SET OF TASKS:
A – Answer these questions about the stellar parameters text:
(i) What final effective temperature is adopted?
(ii) Which star was analyzed with the same method as a check, and what kind of star is it?
(iii) What projected rotation velocity was obtained?
B – Reproduce the listing verbatim, starting with its first line and going on through the line with "291, 42, 311]", with both ends included.

SELECTED TEXT:
= = = = =

The solution of the excitation equilibrium used to derive the temperature ( $T_{\rm eff}$) was defined by zero slope of the trend between the Fe  I abundances and the excitation potential of the measured lines. The microturbulent velocity ($V_{\rm t}$) was determined by constraining the abundance determined from individual Fe  I lines to show no dependence on  $W_{\lambda}/{\lambda}$. The solution thus found is unique, depending only on the set of Fe I, II lines and the atmospheric model employed, and yields as a by-product the metallicity of the star [Fe/H].

The result for the abundance derived from each line is given in the seventh column and the ratio [Fe/H] in the last column of Table 2. The gravity was determined from the ionization equlibrium of the Fe  I and Fe  II to yield the same iron abundance at the selected effective temperature. The final adopted atmospheric parameters are $T_{\rm eff}$ = 8700 $\pm$ 150 K, log g = 2.3 $\pm$ 0.4 cm/s2, $V_{\rm t}$ = 5.8 $\pm$ 0.5 km s-1 and [Fe/H] = -0.20 $\pm$ 0.17. The star's projected rotation velocity was also derived and we obtain $v \sin i$ = 30 $\pm$ 5 km s-1.

To check our analysis of HD 149427, we also analyzed the spectrum of the A7-A8 giant HD 19993 with the same method. The derived stellar parameters for HD 19993 are $T_{\rm eff}$ = 7600 $\pm$ 150 K, log g = 2.7 $\pm$ 0.3 cm/s2, $V_{\rm t}$ = 2.5 $\pm$ 0.2 km s-1, and [Fe/H] = -0.24 $\pm$ 0.11, in good agreement with the previous determinations of Miroshnichenko et al. (2003) of $T_{\rm eff}$ = 7500 $\pm$ 200 K, log g = 2.7 $\pm$ 0.2 cm/s2, $V_{\rm t}$ = 2.9 $\pm$ 0.2 km s-1 and [Fe/H] = -0.34 $\pm$ 0.12.

= = = = =

SUPPLIED RECORDS:

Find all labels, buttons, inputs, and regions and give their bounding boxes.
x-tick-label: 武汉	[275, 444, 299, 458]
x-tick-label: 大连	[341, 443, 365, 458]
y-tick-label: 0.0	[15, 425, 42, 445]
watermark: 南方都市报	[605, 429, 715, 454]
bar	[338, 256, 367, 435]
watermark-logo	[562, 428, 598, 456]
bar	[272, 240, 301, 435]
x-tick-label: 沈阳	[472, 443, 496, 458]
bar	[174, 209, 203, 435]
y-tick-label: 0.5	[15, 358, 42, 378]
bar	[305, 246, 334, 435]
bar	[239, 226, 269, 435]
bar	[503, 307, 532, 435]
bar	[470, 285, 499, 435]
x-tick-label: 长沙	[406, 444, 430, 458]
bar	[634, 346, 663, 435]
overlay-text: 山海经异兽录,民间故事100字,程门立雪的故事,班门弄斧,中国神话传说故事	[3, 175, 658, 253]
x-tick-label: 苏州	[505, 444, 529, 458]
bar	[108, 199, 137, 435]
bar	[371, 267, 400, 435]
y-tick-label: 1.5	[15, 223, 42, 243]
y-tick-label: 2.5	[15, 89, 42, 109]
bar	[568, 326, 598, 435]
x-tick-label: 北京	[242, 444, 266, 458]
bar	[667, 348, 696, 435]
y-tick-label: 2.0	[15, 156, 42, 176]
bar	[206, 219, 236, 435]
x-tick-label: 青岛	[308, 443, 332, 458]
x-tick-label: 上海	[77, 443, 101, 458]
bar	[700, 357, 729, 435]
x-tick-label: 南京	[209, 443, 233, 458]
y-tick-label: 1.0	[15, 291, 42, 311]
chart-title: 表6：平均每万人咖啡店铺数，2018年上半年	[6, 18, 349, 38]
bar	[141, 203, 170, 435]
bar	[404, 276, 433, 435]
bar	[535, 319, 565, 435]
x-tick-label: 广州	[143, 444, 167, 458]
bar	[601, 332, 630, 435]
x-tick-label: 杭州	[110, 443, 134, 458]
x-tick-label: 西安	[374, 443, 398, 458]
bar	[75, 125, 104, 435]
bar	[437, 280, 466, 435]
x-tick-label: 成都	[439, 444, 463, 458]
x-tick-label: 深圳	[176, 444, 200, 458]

= = = = =

ANSWERS BELOW:
A –
(i) 8700 ± 150 K
(ii) HD 19993, an A7-A8 giant
(iii) 30 ± 5 km s-1

B –
Find all labels, buttons, inputs, and regions and give their bounding boxes.
x-tick-label: 武汉	[275, 444, 299, 458]
x-tick-label: 大连	[341, 443, 365, 458]
y-tick-label: 0.0	[15, 425, 42, 445]
watermark: 南方都市报	[605, 429, 715, 454]
bar	[338, 256, 367, 435]
watermark-logo	[562, 428, 598, 456]
bar	[272, 240, 301, 435]
x-tick-label: 沈阳	[472, 443, 496, 458]
bar	[174, 209, 203, 435]
y-tick-label: 0.5	[15, 358, 42, 378]
bar	[305, 246, 334, 435]
bar	[239, 226, 269, 435]
bar	[503, 307, 532, 435]
bar	[470, 285, 499, 435]
x-tick-label: 长沙	[406, 444, 430, 458]
bar	[634, 346, 663, 435]
overlay-text: 山海经异兽录,民间故事100字,程门立雪的故事,班门弄斧,中国神话传说故事	[3, 175, 658, 253]
x-tick-label: 苏州	[505, 444, 529, 458]
bar	[108, 199, 137, 435]
bar	[371, 267, 400, 435]
y-tick-label: 1.5	[15, 223, 42, 243]
y-tick-label: 2.5	[15, 89, 42, 109]
bar	[568, 326, 598, 435]
x-tick-label: 北京	[242, 444, 266, 458]
bar	[667, 348, 696, 435]
y-tick-label: 2.0	[15, 156, 42, 176]
bar	[206, 219, 236, 435]
x-tick-label: 青岛	[308, 443, 332, 458]
x-tick-label: 上海	[77, 443, 101, 458]
bar	[700, 357, 729, 435]
x-tick-label: 南京	[209, 443, 233, 458]
y-tick-label: 1.0	[15, 291, 42, 311]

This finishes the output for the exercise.